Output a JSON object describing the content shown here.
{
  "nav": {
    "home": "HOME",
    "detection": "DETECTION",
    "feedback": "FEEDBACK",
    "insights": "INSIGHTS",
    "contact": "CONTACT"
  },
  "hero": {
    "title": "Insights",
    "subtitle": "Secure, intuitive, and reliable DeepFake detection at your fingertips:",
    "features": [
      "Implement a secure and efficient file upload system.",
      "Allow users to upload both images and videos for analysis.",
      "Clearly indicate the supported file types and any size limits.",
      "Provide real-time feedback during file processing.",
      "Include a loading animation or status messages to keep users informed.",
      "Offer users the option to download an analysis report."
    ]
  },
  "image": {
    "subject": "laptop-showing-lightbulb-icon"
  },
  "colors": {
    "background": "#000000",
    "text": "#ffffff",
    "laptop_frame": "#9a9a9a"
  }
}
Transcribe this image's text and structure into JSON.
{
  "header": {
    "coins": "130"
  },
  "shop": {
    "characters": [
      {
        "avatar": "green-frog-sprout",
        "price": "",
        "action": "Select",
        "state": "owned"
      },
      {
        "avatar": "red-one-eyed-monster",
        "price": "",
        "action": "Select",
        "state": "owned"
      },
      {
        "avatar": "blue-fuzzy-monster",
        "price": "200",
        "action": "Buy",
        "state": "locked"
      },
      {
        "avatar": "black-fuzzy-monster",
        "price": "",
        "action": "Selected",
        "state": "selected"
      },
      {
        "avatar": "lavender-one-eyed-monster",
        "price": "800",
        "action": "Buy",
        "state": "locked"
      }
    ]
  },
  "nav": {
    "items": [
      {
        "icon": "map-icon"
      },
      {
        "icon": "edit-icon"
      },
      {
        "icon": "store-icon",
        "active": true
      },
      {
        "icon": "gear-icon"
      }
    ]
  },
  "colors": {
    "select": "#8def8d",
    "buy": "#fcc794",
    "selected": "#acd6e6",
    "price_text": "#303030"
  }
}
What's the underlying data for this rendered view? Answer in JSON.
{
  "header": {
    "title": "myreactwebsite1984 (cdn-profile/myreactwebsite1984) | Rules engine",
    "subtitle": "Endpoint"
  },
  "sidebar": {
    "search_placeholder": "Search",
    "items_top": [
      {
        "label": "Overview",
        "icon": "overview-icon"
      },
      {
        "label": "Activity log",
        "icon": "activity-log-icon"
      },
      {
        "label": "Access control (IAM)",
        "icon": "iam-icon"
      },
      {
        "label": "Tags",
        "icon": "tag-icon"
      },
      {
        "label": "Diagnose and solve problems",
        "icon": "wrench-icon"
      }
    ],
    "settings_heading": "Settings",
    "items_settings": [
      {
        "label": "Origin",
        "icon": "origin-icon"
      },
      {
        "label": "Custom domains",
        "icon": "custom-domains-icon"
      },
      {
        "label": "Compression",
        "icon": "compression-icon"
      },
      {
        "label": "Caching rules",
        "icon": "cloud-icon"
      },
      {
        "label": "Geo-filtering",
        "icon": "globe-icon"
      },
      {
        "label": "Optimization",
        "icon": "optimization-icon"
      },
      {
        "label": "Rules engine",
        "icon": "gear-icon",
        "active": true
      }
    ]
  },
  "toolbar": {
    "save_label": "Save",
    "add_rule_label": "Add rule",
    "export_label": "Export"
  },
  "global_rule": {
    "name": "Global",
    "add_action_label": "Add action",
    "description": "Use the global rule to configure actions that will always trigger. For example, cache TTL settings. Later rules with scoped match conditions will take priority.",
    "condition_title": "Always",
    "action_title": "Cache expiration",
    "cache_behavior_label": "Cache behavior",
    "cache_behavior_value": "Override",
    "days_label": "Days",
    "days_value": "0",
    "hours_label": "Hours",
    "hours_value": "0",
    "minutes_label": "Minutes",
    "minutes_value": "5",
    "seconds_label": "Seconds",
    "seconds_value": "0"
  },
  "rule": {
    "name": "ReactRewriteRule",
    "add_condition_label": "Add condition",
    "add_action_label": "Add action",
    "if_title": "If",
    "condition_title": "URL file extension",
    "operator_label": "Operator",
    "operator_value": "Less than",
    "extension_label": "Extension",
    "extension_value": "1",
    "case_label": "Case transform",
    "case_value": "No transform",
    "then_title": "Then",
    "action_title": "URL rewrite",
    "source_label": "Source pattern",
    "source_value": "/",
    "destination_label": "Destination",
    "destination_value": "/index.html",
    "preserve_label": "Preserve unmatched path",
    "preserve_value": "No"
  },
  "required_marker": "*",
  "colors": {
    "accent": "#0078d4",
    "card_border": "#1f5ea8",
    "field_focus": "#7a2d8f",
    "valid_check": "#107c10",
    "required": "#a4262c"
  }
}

━━━

» **Work instructions**
Extract the complete data, matching each line exactly.

» **The completed task**
Output a JSON object describing the content shown here.
{
  "nav": {
    "home": "HOME",
    "detection": "DETECTION",
    "feedback": "FEEDBACK",
    "insights": "INSIGHTS",
    "contact": "CONTACT"
  },
  "hero": {
    "title": "Insights",
    "subtitle": "Secure, intuitive, and reliable DeepFake detection at your fingertips:",
    "features": [
      "Implement a secure and efficient file upload system.",
      "Allow users to upload both images and videos for analysis.",
      "Clearly indicate the supported file types and any size limits.",
      "Provide real-time feedback during file processing.",
      "Include a loading animation or status messages to keep users informed.",
      "Offer users the option to download an analysis report."
    ]
  },
  "image": {
    "subject": "laptop-showing-lightbulb-icon"
  },
  "colors": {
    "background": "#000000",
    "text": "#ffffff",
    "laptop_frame": "#9a9a9a"
  }
}
Transcribe this image's text and structure into JSON.
{
  "header": {
    "coins": "130"
  },
  "shop": {
    "characters": [
      {
        "avatar": "green-frog-sprout",
        "price": "",
        "action": "Select",
        "state": "owned"
      },
      {
        "avatar": "red-one-eyed-monster",
        "price": "",
        "action": "Select",
        "state": "owned"
      },
      {
        "avatar": "blue-fuzzy-monster",
        "price": "200",
        "action": "Buy",
        "state": "locked"
      },
      {
        "avatar": "black-fuzzy-monster",
        "price": "",
        "action": "Selected",
        "state": "selected"
      },
      {
        "avatar": "lavender-one-eyed-monster",
        "price": "800",
        "action": "Buy",
        "state": "locked"
      }
    ]
  },
  "nav": {
    "items": [
      {
        "icon": "map-icon"
      },
      {
        "icon": "edit-icon"
      },
      {
        "icon": "store-icon",
        "active": true
      },
      {
        "icon": "gear-icon"
      }
    ]
  },
  "colors": {
    "select": "#8def8d",
    "buy": "#fcc794",
    "selected": "#acd6e6",
    "price_text": "#303030"
  }
}
What's the underlying data for this rendered view? Answer in JSON.
{
  "header": {
    "title": "myreactwebsite1984 (cdn-profile/myreactwebsite1984) | Rules engine",
    "subtitle": "Endpoint"
  },
  "sidebar": {
    "search_placeholder": "Search",
    "items_top": [
      {
        "label": "Overview",
        "icon": "overview-icon"
      },
      {
        "label": "Activity log",
        "icon": "activity-log-icon"
      },
      {
        "label": "Access control (IAM)",
        "icon": "iam-icon"
      },
      {
        "label": "Tags",
        "icon": "tag-icon"
      },
      {
        "label": "Diagnose and solve problems",
        "icon": "wrench-icon"
      }
    ],
    "settings_heading": "Settings",
    "items_settings": [
      {
        "label": "Origin",
        "icon": "origin-icon"
      },
      {
        "label": "Custom domains",
        "icon": "custom-domains-icon"
      },
      {
        "label": "Compression",
        "icon": "compression-icon"
      },
      {
        "label": "Caching rules",
        "icon": "cloud-icon"
      },
      {
        "label": "Geo-filtering",
        "icon": "globe-icon"
      },
      {
        "label": "Optimization",
        "icon": "optimization-icon"
      },
      {
        "label": "Rules engine",
        "icon": "gear-icon",
        "active": true
      }
    ]
  },
  "toolbar": {
    "save_label": "Save",
    "add_rule_label": "Add rule",
    "export_label": "Export"
  },
  "global_rule": {
    "name": "Global",
    "add_action_label": "Add action",
    "description": "Use the global rule to configure actions that will always trigger. For example, cache TTL settings. Later rules with scoped match conditions will take priority.",
    "condition_title": "Always",
    "action_title": "Cache expiration",
    "cache_behavior_label": "Cache behavior",
    "cache_behavior_value": "Override",
    "days_label": "Days",
    "days_value": "0",
    "hours_label": "Hours",
    "hours_value": "0",
    "minutes_label": "Minutes",
    "minutes_value": "5",
    "seconds_label": "Seconds",
    "seconds_value": "0"
  },
  "rule": {
    "name": "ReactRewriteRule",
    "add_condition_label": "Add condition",
    "add_action_label": "Add action",
    "if_title": "If",
    "condition_title": "URL file extension",
    "operator_label": "Operator",
    "operator_value": "Less than",
    "extension_label": "Extension",
    "extension_value": "1",
    "case_label": "Case transform",
    "case_value": "No transform",
    "then_title": "Then",
    "action_title": "URL rewrite",
    "source_label": "Source pattern",
    "source_value": "/",
    "destination_label": "Destination",
    "destination_value": "/index.html",
    "preserve_label": "Preserve unmatched path",
    "preserve_value": "No"
  },
  "required_marker": "*",
  "colors": {
    "accent": "#0078d4",
    "card_border": "#1f5ea8",
    "field_focus": "#7a2d8f",
    "valid_check": "#107c10",
    "required": "#a4262c"
  }
}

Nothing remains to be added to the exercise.